• _What to work on_:
Copy out all lines where "December" appears.

+---+

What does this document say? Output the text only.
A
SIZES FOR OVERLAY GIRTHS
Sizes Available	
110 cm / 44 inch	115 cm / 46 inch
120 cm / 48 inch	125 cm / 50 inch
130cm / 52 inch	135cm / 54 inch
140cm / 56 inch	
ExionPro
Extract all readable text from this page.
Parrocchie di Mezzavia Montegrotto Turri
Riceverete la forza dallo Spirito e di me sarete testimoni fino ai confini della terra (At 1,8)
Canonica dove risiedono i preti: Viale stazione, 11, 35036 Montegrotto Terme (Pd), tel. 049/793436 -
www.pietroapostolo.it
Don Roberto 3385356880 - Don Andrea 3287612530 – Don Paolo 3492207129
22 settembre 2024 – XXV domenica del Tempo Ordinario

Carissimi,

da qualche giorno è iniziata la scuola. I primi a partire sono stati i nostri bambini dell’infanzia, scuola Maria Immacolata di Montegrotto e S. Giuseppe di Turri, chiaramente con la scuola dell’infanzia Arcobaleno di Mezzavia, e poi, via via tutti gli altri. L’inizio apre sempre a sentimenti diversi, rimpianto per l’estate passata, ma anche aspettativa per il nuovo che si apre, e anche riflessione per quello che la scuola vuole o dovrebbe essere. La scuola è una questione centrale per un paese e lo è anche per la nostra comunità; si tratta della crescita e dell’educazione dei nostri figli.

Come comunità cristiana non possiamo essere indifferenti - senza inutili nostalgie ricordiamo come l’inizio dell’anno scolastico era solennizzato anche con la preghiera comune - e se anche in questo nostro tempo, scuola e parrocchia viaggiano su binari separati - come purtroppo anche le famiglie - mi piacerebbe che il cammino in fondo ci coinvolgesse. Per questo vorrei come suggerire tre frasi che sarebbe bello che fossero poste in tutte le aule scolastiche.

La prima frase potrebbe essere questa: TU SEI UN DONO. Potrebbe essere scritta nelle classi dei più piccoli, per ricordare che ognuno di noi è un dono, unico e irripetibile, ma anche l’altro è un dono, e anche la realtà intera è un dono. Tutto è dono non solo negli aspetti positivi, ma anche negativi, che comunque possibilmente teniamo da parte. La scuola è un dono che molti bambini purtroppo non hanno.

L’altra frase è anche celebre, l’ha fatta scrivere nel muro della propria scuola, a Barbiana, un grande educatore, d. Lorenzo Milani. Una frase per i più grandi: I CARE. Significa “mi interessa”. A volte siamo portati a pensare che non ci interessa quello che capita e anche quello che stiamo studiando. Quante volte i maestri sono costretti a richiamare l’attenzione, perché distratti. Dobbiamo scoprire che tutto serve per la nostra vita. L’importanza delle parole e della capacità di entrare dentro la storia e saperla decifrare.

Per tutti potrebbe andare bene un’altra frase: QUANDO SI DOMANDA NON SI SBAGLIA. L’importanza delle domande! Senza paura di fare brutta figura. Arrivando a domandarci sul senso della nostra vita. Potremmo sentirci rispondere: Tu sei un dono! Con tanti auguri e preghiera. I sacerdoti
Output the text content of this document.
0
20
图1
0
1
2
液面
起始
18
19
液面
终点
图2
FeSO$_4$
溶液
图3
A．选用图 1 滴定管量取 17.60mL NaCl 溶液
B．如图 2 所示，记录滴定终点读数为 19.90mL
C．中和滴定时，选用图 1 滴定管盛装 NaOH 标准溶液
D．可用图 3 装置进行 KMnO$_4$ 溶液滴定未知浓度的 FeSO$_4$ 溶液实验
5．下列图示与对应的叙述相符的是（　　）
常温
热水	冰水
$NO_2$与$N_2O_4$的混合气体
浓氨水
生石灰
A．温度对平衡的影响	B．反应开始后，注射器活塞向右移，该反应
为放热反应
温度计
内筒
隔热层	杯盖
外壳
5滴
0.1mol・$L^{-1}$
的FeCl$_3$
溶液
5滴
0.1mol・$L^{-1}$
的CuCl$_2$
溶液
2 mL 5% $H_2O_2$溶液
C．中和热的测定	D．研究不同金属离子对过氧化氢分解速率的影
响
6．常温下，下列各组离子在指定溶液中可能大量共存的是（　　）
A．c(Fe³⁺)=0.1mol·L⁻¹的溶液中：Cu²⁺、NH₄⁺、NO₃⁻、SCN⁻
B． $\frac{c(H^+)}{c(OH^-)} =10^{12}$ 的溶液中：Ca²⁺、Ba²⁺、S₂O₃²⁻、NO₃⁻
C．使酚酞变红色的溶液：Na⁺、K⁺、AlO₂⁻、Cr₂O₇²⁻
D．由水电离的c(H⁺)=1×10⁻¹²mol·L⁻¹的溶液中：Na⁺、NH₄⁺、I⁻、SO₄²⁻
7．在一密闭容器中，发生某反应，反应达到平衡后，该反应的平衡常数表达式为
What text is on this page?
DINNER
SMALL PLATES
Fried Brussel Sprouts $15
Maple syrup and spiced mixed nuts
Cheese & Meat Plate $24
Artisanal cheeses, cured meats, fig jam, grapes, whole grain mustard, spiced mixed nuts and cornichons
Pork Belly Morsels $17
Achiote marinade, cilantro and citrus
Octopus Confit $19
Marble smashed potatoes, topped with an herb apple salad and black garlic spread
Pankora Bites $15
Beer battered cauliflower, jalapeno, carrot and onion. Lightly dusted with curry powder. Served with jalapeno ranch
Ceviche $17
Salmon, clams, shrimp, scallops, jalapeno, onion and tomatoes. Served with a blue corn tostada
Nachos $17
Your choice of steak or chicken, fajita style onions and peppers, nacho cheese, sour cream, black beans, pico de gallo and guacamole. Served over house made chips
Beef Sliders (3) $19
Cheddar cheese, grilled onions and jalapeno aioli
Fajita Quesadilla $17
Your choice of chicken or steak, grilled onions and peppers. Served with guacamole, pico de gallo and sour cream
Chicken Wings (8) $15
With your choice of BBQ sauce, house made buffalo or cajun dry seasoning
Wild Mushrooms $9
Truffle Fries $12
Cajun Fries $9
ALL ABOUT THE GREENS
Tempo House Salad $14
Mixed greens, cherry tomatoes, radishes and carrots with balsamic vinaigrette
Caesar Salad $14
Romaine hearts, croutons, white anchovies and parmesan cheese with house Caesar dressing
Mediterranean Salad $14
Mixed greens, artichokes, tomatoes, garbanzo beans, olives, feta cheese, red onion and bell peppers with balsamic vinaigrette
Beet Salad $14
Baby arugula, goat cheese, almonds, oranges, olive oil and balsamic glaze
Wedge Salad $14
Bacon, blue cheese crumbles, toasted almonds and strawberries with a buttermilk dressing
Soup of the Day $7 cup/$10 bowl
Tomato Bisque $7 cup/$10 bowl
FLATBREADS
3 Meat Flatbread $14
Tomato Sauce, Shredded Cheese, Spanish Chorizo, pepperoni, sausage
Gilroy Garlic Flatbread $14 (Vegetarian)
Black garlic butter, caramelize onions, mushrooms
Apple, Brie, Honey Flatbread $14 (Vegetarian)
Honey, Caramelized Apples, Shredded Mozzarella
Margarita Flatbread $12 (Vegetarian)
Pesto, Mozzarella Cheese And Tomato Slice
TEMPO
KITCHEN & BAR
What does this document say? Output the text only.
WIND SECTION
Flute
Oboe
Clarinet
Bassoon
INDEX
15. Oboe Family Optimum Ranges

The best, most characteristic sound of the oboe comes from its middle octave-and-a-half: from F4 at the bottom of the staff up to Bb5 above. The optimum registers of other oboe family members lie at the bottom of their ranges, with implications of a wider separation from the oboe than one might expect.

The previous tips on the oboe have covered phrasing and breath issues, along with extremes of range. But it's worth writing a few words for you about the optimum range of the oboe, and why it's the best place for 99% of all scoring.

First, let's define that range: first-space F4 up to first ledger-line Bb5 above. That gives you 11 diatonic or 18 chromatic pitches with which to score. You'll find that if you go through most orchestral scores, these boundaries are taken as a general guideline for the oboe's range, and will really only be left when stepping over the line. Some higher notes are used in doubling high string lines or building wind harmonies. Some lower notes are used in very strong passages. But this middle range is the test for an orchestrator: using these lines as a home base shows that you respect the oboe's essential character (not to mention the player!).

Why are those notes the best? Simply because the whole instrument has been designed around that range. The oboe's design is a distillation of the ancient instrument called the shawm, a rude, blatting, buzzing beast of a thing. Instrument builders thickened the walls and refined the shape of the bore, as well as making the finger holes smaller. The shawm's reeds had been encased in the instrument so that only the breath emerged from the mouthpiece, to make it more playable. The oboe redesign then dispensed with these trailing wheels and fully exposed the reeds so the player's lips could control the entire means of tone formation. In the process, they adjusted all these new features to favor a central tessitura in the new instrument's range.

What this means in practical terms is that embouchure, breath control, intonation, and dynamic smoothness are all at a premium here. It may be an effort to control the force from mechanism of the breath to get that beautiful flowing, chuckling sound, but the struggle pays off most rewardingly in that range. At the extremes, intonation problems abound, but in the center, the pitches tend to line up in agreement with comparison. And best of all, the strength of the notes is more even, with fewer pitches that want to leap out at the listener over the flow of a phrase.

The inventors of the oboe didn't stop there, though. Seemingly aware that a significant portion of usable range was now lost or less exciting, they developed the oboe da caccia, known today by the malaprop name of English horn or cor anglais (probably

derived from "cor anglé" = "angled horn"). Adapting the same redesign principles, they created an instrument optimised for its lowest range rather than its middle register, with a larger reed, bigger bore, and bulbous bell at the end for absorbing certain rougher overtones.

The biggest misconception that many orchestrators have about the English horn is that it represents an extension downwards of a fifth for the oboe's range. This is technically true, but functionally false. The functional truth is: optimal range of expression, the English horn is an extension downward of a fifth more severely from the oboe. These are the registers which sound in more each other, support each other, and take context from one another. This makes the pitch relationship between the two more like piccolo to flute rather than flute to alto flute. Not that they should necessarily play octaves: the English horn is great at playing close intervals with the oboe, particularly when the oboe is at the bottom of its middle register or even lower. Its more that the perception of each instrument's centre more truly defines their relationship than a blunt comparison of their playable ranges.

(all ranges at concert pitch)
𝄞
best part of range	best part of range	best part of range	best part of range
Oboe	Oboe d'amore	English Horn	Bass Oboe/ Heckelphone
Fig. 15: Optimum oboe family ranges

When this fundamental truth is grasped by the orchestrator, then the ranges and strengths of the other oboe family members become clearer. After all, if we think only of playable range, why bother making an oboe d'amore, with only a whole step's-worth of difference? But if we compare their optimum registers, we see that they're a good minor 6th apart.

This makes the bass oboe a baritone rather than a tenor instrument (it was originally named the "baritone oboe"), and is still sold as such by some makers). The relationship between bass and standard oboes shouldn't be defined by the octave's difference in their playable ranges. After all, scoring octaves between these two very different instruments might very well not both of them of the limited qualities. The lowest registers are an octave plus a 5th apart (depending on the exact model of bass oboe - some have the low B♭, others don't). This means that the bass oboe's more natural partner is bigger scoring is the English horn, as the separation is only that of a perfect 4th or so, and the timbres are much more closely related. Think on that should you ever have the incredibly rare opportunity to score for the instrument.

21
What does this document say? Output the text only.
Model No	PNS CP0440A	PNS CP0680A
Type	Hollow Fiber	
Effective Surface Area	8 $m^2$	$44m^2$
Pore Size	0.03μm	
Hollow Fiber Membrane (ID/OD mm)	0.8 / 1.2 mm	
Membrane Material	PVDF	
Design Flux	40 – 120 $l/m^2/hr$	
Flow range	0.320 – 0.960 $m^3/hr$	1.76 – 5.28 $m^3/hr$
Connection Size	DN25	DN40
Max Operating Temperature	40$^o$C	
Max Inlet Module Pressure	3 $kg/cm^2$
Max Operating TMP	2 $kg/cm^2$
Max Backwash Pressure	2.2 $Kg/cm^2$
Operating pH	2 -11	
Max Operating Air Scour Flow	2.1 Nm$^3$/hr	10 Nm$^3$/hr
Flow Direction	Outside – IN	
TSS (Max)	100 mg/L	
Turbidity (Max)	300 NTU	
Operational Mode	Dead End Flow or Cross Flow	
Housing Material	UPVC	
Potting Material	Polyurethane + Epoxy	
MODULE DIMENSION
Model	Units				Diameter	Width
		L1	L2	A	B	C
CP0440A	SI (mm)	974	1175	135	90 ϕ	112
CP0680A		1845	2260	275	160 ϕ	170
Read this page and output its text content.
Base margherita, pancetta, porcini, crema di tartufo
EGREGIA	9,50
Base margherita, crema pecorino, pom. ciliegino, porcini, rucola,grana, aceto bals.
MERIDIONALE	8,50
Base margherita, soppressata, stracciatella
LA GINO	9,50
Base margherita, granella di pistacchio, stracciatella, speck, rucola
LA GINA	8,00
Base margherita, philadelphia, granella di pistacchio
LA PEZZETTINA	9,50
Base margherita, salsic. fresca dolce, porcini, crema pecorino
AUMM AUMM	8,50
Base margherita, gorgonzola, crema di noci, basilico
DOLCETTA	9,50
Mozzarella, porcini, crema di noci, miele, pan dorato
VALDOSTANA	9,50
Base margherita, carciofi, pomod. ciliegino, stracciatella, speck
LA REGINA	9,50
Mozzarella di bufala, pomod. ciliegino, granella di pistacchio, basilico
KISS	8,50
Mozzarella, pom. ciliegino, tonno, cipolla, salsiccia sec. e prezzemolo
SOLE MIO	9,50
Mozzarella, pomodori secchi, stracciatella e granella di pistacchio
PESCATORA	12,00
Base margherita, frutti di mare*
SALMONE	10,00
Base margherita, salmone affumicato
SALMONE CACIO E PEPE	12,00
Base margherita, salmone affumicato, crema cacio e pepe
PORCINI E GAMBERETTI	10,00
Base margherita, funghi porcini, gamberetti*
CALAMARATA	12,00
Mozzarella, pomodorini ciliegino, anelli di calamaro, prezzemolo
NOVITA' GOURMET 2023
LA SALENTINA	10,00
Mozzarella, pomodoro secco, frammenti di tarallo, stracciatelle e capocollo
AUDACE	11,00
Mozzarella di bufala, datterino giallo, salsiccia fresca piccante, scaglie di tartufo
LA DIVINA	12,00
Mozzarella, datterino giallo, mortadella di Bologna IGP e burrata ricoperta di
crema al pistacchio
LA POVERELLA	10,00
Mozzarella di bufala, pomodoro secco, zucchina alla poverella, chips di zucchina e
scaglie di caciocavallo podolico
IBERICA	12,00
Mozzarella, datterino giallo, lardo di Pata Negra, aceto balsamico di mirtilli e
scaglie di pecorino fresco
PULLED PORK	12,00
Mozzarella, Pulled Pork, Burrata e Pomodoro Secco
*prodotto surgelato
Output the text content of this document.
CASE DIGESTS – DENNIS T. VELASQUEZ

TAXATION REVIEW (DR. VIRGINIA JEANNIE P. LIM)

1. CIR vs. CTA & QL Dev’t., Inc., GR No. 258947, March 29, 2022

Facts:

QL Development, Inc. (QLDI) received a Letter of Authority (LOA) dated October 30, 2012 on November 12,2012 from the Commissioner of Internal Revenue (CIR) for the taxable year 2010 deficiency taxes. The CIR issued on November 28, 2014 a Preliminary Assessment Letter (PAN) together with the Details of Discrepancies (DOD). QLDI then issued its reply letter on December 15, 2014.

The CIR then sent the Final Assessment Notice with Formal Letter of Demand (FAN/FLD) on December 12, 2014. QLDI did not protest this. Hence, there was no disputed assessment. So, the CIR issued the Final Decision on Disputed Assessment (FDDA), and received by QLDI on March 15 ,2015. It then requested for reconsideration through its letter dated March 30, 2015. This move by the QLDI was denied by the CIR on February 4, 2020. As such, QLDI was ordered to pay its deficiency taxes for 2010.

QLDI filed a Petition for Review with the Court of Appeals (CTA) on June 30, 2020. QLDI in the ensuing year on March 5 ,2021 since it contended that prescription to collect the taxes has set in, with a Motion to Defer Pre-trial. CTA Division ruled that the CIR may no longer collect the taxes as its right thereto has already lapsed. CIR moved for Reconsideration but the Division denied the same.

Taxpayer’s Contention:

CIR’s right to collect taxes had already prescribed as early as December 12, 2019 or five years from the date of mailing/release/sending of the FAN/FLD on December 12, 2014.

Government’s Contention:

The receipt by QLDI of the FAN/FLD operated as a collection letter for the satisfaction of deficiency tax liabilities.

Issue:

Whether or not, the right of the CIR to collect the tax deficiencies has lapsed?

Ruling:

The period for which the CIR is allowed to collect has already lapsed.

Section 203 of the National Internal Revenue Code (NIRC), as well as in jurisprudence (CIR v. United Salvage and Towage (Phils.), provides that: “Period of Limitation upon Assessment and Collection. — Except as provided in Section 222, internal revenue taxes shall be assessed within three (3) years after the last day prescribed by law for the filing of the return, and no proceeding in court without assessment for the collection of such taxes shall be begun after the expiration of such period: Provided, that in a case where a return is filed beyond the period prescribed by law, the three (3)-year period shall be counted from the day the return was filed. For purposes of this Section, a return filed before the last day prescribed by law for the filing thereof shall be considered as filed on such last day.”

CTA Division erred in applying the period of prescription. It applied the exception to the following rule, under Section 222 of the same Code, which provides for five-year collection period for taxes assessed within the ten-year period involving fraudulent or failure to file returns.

+---+

• _Worked solution_:
QL Development, Inc. (QLDI) received a Letter of Authority (LOA) dated October 30, 2012 on November 12,2012 from the Commissioner of Internal Revenue (CIR) for the taxable year 2010 deficiency taxes. The CIR issued on November 28, 2014 a Preliminary Assessment Letter (PAN) together with the Details of Discrepancies (DOD). QLDI then issued its reply letter on December 15, 2014.
The CIR then sent the Final Assessment Notice with Formal Letter of Demand (FAN/FLD) on December 12, 2014. QLDI did not protest this. Hence, there was no disputed assessment. So, the CIR issued the Final Decision on Disputed Assessment (FDDA), and received by QLDI on March 15 ,2015. It then requested for reconsideration through its letter dated March 30, 2015. This move by the QLDI was denied by the CIR on February 4, 2020. As such, QLDI was ordered to pay its deficiency taxes for 2010.
CIR’s right to collect taxes had already prescribed as early as December 12, 2019 or five years from the date of mailing/release/sending of the FAN/FLD on December 12, 2014.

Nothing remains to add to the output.